• Given data
((
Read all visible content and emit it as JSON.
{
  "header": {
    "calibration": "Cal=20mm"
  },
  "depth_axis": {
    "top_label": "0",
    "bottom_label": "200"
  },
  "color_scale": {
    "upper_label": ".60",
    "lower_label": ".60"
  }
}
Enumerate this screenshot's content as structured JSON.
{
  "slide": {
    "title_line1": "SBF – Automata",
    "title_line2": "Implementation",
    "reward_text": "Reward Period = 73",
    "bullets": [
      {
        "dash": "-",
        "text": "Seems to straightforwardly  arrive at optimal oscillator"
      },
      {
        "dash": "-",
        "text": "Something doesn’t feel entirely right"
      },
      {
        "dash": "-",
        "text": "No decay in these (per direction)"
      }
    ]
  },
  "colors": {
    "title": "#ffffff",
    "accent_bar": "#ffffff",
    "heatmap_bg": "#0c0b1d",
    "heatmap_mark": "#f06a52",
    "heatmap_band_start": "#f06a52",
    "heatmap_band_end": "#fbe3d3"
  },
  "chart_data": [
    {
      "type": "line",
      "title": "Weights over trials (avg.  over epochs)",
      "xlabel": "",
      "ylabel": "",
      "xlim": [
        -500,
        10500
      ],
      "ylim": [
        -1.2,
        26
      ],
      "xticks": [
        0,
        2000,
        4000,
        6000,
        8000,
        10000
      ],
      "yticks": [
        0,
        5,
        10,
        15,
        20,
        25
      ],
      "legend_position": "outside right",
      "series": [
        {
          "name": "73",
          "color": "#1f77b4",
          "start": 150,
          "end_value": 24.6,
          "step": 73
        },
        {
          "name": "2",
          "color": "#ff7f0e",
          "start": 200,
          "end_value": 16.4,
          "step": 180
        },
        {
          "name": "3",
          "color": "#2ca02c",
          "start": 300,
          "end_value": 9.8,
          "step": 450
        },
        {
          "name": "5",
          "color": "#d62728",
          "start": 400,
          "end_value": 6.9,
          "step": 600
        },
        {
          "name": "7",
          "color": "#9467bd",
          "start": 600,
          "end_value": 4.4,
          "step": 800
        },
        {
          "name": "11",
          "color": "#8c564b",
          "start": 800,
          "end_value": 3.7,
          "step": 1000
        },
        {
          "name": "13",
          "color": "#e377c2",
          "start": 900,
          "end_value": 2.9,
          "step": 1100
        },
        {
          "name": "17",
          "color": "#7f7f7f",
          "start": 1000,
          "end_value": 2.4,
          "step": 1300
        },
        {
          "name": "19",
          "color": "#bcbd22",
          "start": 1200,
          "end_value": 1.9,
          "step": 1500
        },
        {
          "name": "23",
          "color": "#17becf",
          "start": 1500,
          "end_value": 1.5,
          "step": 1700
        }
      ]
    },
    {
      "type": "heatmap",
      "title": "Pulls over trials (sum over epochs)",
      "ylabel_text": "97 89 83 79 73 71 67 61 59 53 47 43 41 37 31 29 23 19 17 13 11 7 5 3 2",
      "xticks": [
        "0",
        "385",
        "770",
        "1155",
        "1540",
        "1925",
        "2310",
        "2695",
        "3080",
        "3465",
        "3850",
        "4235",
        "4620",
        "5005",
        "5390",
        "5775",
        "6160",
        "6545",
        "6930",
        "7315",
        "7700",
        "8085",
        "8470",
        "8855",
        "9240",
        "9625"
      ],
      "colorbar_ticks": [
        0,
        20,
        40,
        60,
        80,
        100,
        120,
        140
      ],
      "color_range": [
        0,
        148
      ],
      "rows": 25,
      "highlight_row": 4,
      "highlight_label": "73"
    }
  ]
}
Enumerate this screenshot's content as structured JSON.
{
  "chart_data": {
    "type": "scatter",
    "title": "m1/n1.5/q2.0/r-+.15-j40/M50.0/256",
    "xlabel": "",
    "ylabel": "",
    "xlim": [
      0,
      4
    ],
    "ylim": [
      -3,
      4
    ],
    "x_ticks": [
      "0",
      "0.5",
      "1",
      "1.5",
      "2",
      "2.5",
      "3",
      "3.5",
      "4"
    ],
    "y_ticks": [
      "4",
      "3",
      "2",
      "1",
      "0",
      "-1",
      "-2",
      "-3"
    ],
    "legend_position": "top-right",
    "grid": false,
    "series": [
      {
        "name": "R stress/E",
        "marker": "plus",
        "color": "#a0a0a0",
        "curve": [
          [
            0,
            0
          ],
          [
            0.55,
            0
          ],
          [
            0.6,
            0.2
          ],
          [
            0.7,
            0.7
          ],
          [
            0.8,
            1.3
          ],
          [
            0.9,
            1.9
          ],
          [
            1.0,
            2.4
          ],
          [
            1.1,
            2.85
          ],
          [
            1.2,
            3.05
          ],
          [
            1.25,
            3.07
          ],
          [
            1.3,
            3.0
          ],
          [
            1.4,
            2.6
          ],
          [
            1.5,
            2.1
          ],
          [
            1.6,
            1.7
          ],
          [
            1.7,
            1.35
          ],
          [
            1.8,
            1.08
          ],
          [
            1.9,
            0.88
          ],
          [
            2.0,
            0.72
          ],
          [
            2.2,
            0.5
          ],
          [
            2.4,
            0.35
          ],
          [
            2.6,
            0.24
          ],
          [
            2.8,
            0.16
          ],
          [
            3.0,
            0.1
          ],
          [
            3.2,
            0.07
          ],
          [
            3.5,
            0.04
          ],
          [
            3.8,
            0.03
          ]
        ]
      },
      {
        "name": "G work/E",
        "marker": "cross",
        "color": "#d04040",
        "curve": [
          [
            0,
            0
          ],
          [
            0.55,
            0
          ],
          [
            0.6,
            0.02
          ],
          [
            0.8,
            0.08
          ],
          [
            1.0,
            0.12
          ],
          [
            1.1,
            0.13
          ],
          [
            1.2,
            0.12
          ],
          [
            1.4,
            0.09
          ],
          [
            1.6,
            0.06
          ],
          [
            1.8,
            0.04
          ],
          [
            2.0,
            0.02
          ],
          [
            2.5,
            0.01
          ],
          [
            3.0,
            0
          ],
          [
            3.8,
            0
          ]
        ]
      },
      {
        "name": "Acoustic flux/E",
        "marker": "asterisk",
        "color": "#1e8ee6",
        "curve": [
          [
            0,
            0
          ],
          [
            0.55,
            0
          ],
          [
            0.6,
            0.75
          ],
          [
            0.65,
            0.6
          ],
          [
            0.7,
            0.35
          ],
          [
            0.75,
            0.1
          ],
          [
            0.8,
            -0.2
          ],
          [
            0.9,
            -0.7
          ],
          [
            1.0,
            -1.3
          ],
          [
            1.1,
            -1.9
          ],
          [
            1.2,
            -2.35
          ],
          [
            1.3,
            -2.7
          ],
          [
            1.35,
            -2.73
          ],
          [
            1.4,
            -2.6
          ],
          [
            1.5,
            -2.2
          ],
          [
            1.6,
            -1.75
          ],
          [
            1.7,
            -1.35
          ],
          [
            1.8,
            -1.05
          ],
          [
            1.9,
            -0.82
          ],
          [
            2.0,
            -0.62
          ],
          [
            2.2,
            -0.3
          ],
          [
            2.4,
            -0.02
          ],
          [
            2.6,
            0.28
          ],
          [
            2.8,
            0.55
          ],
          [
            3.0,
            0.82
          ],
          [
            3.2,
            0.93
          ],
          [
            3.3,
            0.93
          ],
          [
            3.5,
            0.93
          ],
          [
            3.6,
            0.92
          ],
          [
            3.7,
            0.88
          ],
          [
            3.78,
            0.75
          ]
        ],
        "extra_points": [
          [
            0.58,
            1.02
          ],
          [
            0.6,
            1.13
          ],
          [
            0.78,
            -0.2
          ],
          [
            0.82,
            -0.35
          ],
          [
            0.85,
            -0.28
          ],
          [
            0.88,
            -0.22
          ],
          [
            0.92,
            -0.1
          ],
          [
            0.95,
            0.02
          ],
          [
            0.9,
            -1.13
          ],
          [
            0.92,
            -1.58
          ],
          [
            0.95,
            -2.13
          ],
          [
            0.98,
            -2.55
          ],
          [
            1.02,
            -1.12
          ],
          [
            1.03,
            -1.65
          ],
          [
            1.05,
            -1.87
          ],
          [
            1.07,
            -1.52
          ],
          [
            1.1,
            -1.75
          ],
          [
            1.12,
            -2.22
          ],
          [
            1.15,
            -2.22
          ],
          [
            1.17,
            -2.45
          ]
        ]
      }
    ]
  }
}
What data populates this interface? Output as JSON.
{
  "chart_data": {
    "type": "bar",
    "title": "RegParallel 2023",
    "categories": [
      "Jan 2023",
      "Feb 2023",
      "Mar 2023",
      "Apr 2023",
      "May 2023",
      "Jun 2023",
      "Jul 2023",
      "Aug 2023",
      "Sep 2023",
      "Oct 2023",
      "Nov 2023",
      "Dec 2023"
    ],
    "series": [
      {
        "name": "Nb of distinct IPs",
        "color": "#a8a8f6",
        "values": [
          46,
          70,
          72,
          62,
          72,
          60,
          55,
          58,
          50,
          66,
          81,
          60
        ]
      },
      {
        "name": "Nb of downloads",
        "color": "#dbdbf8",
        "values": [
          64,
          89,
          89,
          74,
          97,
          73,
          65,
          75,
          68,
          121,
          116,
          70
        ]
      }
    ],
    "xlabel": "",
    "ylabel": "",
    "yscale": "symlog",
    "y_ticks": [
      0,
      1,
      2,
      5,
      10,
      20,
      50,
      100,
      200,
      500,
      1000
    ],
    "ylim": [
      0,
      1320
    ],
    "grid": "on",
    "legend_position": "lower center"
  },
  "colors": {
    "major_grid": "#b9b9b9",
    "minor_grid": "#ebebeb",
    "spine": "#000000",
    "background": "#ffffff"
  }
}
))
• What is asked
Ascertain the number of lines in the entries that include the word "step", and report only that number.

• Task solution
10